Collected data entries:
──────

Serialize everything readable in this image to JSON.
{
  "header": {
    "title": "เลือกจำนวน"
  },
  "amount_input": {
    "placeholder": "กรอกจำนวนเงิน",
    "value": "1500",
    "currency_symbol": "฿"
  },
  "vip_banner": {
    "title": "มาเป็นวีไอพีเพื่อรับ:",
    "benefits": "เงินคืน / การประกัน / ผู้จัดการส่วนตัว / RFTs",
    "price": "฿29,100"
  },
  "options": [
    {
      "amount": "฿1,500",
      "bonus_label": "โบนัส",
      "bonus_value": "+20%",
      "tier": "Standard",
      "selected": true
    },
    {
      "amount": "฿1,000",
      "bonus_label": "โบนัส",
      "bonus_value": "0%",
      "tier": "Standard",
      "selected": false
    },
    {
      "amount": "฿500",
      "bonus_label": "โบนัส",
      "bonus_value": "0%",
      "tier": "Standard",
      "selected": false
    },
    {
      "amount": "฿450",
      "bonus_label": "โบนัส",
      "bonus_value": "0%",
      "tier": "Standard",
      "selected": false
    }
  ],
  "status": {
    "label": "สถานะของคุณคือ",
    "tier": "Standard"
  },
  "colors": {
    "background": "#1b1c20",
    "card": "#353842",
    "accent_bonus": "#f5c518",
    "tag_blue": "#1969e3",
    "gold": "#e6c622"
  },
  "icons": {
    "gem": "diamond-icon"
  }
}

──────

* _WRITTEN REQUEST_:
Extract all the material, leaving every line as it is.

* _WRITTEN RESPONSE_:
Serialize everything readable in this image to JSON.
{
  "header": {
    "title": "เลือกจำนวน"
  },
  "amount_input": {
    "placeholder": "กรอกจำนวนเงิน",
    "value": "1500",
    "currency_symbol": "฿"
  },
  "vip_banner": {
    "title": "มาเป็นวีไอพีเพื่อรับ:",
    "benefits": "เงินคืน / การประกัน / ผู้จัดการส่วนตัว / RFTs",
    "price": "฿29,100"
  },
  "options": [
    {
      "amount": "฿1,500",
      "bonus_label": "โบนัส",
      "bonus_value": "+20%",
      "tier": "Standard",
      "selected": true
    },
    {
      "amount": "฿1,000",
      "bonus_label": "โบนัส",
      "bonus_value": "0%",
      "tier": "Standard",
      "selected": false
    },
    {
      "amount": "฿500",
      "bonus_label": "โบนัส",
      "bonus_value": "0%",
      "tier": "Standard",
      "selected": false
    },
    {
      "amount": "฿450",
      "bonus_label": "โบนัส",
      "bonus_value": "0%",
      "tier": "Standard",
      "selected": false
    }
  ],
  "status": {
    "label": "สถานะของคุณคือ",
    "tier": "Standard"
  },
  "colors": {
    "background": "#1b1c20",
    "card": "#353842",
    "accent_bonus": "#f5c518",
    "tag_blue": "#1969e3",
    "gold": "#e6c622"
  },
  "icons": {
    "gem": "diamond-icon"
  }
}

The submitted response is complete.